EXERCISE REQUIREMENTS: In the listing below, locate the lines that hold the string "color". Copy those lines.

=-=-=

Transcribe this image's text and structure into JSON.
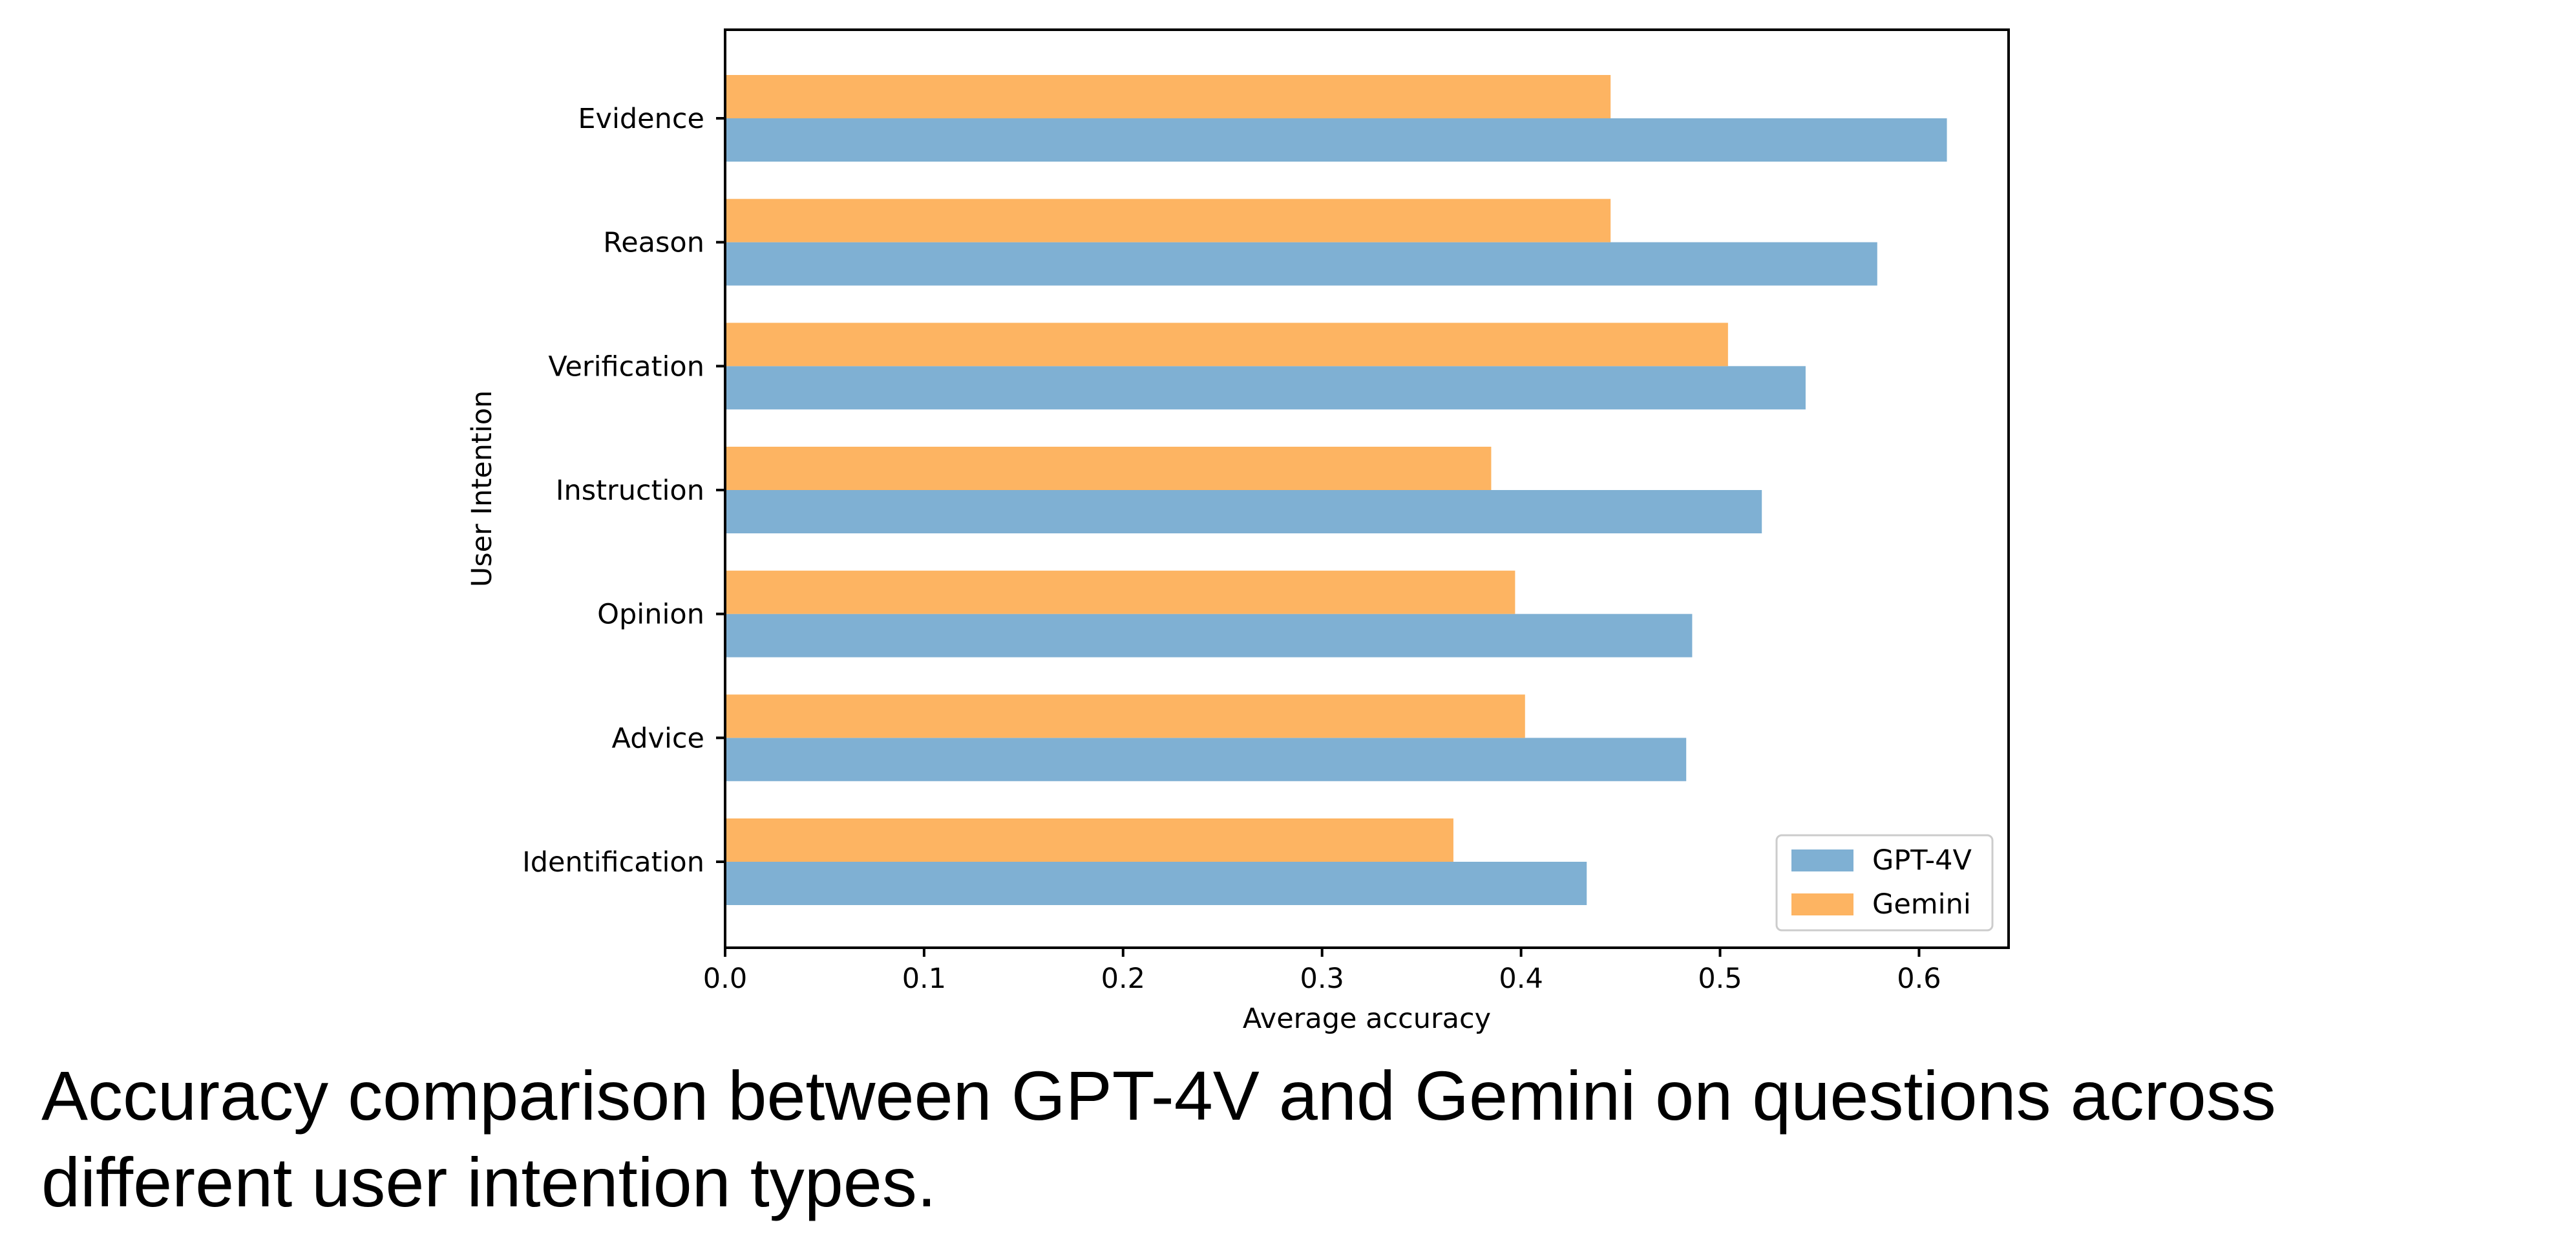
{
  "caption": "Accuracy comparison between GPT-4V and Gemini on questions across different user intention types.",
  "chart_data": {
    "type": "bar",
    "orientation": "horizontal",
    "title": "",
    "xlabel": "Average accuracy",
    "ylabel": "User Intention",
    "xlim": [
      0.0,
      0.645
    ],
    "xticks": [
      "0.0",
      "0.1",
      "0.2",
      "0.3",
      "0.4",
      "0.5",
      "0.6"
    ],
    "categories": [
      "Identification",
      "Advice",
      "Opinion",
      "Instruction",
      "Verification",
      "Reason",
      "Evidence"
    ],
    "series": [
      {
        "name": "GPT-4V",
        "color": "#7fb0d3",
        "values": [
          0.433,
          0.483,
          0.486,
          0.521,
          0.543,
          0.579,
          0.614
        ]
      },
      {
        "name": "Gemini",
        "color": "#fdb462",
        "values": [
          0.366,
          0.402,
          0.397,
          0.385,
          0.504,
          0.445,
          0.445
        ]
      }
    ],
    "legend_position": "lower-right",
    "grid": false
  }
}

=-=-=

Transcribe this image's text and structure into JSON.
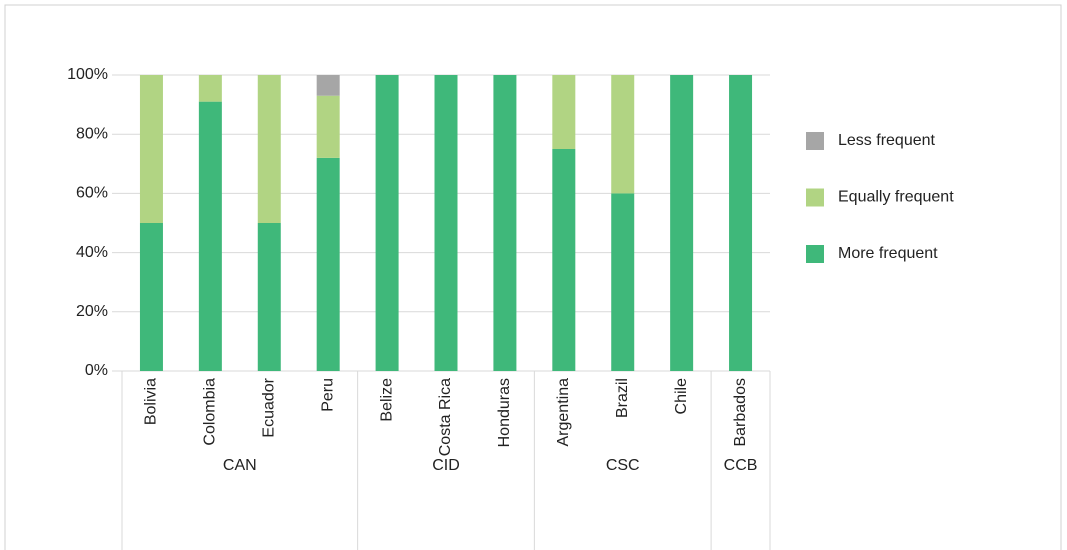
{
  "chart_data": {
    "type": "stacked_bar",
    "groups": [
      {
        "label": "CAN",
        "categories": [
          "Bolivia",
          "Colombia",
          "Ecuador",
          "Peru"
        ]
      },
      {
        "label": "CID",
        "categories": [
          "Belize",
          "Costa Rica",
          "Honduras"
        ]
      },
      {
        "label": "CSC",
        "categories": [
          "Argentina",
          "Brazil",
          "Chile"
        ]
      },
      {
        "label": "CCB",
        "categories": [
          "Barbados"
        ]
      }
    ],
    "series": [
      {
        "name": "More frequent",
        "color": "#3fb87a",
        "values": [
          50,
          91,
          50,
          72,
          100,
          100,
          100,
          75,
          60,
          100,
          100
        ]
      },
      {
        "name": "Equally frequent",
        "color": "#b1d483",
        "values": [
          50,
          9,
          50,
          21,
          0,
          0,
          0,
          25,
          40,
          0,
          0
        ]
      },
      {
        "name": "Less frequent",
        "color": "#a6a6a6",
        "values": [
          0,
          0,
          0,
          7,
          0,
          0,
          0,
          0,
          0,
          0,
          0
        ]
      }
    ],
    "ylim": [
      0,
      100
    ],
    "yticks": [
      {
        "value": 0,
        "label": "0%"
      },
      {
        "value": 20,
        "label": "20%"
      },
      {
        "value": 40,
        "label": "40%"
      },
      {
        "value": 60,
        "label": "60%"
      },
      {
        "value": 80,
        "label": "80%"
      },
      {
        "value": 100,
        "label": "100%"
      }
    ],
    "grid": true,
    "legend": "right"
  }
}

=-=-=

SOLUTION TO THIS TASK:
        "color": "#7fb0d3",
        "color": "#fdb462",
        "color": "#3fb87a",
        "color": "#b1d483",
        "color": "#a6a6a6",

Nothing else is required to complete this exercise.